(Written request):
Determine how many lines include the string "Teramis". Output that number only.
[START OF Data to process]
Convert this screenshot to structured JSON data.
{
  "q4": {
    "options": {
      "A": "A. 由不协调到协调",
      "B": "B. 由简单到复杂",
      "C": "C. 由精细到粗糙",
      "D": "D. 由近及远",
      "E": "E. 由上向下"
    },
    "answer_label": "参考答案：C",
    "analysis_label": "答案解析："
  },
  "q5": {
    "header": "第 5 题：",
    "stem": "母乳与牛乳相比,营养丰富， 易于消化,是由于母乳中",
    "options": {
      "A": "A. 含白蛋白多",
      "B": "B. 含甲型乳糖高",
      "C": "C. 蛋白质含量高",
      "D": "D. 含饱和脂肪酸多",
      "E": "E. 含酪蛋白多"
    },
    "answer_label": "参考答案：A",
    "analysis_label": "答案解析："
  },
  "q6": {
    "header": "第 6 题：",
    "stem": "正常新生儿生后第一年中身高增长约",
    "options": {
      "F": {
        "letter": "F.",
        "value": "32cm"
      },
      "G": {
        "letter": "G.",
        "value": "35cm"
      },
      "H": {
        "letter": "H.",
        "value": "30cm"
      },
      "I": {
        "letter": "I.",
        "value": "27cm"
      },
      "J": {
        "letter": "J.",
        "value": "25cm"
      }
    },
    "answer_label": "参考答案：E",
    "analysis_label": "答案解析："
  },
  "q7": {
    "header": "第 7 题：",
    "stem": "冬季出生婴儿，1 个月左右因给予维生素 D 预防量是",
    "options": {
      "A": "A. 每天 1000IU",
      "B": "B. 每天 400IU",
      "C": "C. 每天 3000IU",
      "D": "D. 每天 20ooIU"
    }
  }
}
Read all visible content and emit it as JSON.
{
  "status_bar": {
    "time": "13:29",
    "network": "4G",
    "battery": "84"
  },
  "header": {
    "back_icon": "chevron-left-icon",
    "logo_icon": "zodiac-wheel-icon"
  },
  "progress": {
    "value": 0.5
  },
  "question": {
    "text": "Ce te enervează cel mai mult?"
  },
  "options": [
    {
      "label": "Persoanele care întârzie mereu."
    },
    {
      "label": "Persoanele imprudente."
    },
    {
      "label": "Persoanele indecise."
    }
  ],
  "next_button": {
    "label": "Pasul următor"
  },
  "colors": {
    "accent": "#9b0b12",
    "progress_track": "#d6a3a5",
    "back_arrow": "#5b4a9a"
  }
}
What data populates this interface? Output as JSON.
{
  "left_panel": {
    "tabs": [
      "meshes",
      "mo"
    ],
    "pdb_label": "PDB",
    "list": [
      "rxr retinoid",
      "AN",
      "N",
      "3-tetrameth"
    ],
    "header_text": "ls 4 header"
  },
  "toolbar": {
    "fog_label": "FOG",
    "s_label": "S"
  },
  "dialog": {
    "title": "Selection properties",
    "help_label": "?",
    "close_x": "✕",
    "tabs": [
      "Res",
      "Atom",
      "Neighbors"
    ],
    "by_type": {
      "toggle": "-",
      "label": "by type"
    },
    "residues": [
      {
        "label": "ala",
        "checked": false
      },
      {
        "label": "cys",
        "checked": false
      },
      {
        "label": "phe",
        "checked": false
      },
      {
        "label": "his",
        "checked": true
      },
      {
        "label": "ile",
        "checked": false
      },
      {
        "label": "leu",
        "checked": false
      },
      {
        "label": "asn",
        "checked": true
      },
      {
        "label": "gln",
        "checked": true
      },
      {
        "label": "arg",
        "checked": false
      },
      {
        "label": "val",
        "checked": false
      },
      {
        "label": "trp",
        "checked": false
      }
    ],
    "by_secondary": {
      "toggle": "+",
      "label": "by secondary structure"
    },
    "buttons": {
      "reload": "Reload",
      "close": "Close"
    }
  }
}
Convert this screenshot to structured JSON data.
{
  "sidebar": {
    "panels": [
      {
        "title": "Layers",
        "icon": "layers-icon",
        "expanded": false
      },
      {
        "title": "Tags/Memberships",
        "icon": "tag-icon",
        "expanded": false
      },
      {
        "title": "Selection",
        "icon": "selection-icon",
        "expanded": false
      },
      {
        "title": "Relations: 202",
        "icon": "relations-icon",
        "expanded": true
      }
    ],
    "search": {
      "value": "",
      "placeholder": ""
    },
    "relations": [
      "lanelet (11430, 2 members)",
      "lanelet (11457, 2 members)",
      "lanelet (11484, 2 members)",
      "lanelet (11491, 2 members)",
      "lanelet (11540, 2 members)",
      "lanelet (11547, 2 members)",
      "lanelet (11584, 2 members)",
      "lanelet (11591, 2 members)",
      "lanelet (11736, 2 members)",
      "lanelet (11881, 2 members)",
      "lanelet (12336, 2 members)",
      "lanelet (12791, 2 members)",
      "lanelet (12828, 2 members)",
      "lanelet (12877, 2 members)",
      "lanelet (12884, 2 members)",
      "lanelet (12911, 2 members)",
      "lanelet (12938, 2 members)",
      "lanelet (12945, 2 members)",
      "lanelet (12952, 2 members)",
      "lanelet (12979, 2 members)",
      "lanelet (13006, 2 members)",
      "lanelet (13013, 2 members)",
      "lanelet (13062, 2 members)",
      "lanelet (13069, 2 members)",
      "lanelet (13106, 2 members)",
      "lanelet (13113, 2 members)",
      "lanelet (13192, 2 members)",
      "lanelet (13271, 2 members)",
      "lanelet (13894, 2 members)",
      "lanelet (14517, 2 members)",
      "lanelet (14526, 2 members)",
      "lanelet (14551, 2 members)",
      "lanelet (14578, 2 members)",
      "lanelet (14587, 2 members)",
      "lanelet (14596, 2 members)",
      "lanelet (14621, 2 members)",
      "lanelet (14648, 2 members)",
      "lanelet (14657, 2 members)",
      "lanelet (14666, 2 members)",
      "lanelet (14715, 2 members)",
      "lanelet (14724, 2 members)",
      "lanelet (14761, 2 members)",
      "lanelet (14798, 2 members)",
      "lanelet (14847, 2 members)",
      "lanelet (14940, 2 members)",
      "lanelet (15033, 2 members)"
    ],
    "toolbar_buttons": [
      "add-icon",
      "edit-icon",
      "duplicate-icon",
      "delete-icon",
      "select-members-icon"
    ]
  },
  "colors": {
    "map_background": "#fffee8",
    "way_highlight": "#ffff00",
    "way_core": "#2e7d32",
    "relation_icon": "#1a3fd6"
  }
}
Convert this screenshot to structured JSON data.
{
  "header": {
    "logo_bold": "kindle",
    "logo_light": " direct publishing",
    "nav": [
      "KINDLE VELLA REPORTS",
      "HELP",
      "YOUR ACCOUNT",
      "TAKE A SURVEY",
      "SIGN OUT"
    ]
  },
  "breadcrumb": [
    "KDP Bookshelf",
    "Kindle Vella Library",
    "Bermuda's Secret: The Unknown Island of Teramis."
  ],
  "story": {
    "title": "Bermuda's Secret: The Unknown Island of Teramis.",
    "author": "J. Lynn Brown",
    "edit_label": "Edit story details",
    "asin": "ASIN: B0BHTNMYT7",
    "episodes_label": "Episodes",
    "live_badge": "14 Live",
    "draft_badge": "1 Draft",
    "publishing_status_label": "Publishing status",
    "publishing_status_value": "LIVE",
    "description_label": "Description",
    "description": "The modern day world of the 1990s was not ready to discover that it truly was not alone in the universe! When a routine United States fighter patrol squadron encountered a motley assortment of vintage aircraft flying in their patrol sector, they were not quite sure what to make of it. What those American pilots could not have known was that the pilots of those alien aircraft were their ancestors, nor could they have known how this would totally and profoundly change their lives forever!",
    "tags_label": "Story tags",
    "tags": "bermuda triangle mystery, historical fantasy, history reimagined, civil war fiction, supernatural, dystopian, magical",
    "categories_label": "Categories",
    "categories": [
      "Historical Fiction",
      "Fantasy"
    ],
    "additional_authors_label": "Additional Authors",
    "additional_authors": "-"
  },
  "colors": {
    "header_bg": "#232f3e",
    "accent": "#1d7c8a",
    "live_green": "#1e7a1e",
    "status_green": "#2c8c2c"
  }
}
[END OF Data to process]
(Complete response):
2